Directive: In the R code excerpt on effects on population health, which organization does the table's source note credit with collecting the storm data?

-- begin Passage provided --

Effects on Population Health

# Installing if necessary and loading required packages
if(system.file(package = "tibble") == "") install.packages("tibble", quiet = TRUE)
if(system.file(package = "gt") == "") install.packages("gt", quiet = TRUE)
suppressPackageStartupMessages(library(gt, warn.conflicts = FALSE, quietly = TRUE))
## Warning: package 'gt' was built under R version 4.3.1
library(tibble)

# Creating a table object for top type of events most harmful for population health
table1 <- gt(as_tibble(topHealthEventsSummary)) %>%
    tab_header(
        title = md("**Top types of Events most harmful with respect to Population Health**"),
        subtitle = md("*January 1996 to 2011*")
    ) %>%
    tab_source_note(
        source_note = md("Reference : Storm Data collected by *U.S. National Oceanic and Atmospheric Administration (NOAA)*")
    ) %>%
    tab_spanner(
        label = md("**Fatalities**"),
        columns = c(totalFatalities, meanFatalities)

-- end Passage provided --
-- begin Data extract --

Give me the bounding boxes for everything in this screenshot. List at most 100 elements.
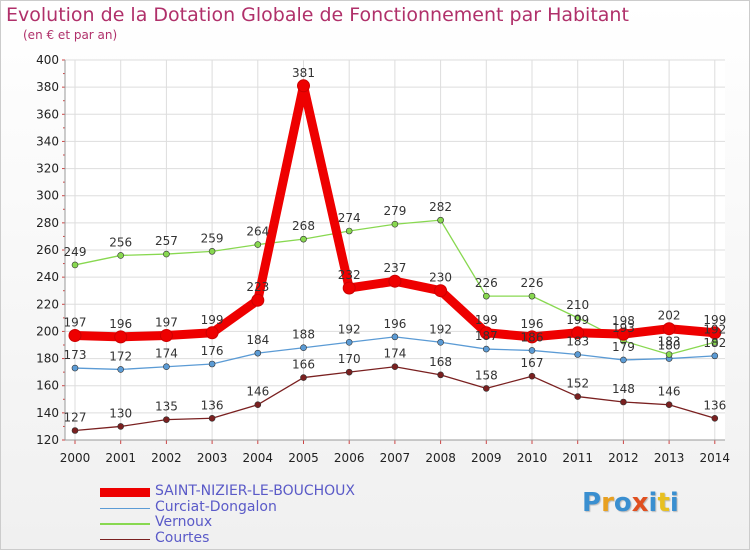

-- end Data extract --

Correct result: The U.S. National Oceanic and Atmospheric Administration (NOAA)